Dataset excerpt:
————————

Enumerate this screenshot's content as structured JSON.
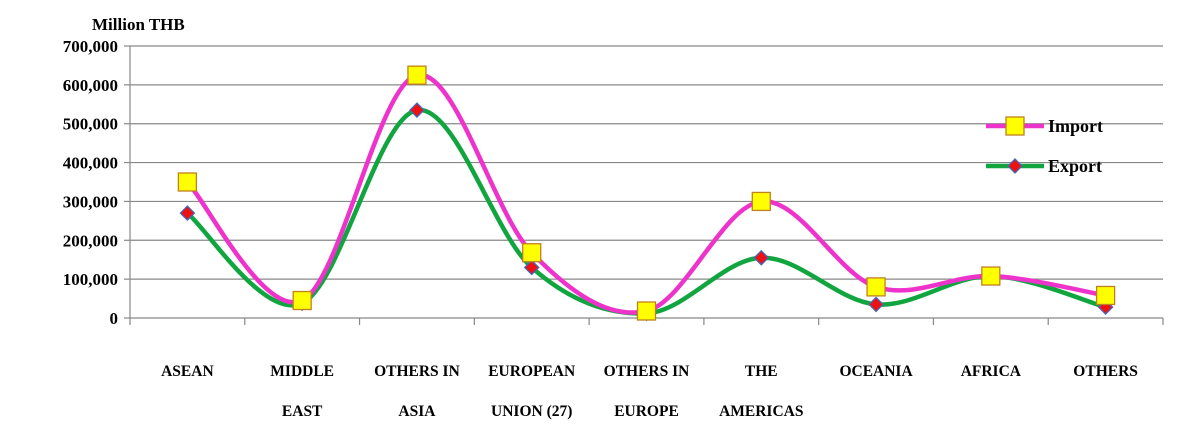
{
  "chart_data": {
    "type": "line",
    "ylabel": "Million THB",
    "categories": [
      [
        "ASEAN"
      ],
      [
        "MIDDLE",
        "EAST"
      ],
      [
        "OTHERS IN",
        "ASIA"
      ],
      [
        "EUROPEAN",
        "UNION (27)"
      ],
      [
        "OTHERS IN",
        "EUROPE"
      ],
      [
        "THE",
        "AMERICAS"
      ],
      [
        "OCEANIA"
      ],
      [
        "AFRICA"
      ],
      [
        "OTHERS"
      ]
    ],
    "ylim": [
      0,
      700000
    ],
    "yticks": [
      0,
      100000,
      200000,
      300000,
      400000,
      500000,
      600000,
      700000
    ],
    "ytick_labels": [
      "0",
      "100,000",
      "200,000",
      "300,000",
      "400,000",
      "500,000",
      "600,000",
      "700,000"
    ],
    "grid": true,
    "legend_position": "right",
    "series": [
      {
        "name": "Import",
        "values": [
          350000,
          45000,
          625000,
          168000,
          18000,
          300000,
          80000,
          108000,
          58000
        ],
        "line_color": "#ee33cc",
        "marker": "square",
        "marker_fill": "#ffff00",
        "marker_stroke": "#c08020"
      },
      {
        "name": "Export",
        "values": [
          270000,
          38000,
          535000,
          130000,
          12000,
          155000,
          35000,
          108000,
          28000
        ],
        "line_color": "#11a53f",
        "marker": "diamond",
        "marker_fill": "#ee1111",
        "marker_stroke": "#4466bb"
      }
    ]
  }
}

————————

● **GOAL**: Print each entry shown above with exact wording and no pictures.

● **RESULT FOR THIS EXERCISE**:
Enumerate this screenshot's content as structured JSON.
{
  "chart_data": {
    "type": "line",
    "ylabel": "Million THB",
    "categories": [
      [
        "ASEAN"
      ],
      [
        "MIDDLE",
        "EAST"
      ],
      [
        "OTHERS IN",
        "ASIA"
      ],
      [
        "EUROPEAN",
        "UNION (27)"
      ],
      [
        "OTHERS IN",
        "EUROPE"
      ],
      [
        "THE",
        "AMERICAS"
      ],
      [
        "OCEANIA"
      ],
      [
        "AFRICA"
      ],
      [
        "OTHERS"
      ]
    ],
    "ylim": [
      0,
      700000
    ],
    "yticks": [
      0,
      100000,
      200000,
      300000,
      400000,
      500000,
      600000,
      700000
    ],
    "ytick_labels": [
      "0",
      "100,000",
      "200,000",
      "300,000",
      "400,000",
      "500,000",
      "600,000",
      "700,000"
    ],
    "grid": true,
    "legend_position": "right",
    "series": [
      {
        "name": "Import",
        "values": [
          350000,
          45000,
          625000,
          168000,
          18000,
          300000,
          80000,
          108000,
          58000
        ],
        "line_color": "#ee33cc",
        "marker": "square",
        "marker_fill": "#ffff00",
        "marker_stroke": "#c08020"
      },
      {
        "name": "Export",
        "values": [
          270000,
          38000,
          535000,
          130000,
          12000,
          155000,
          35000,
          108000,
          28000
        ],
        "line_color": "#11a53f",
        "marker": "diamond",
        "marker_fill": "#ee1111",
        "marker_stroke": "#4466bb"
      }
    ]
  }
}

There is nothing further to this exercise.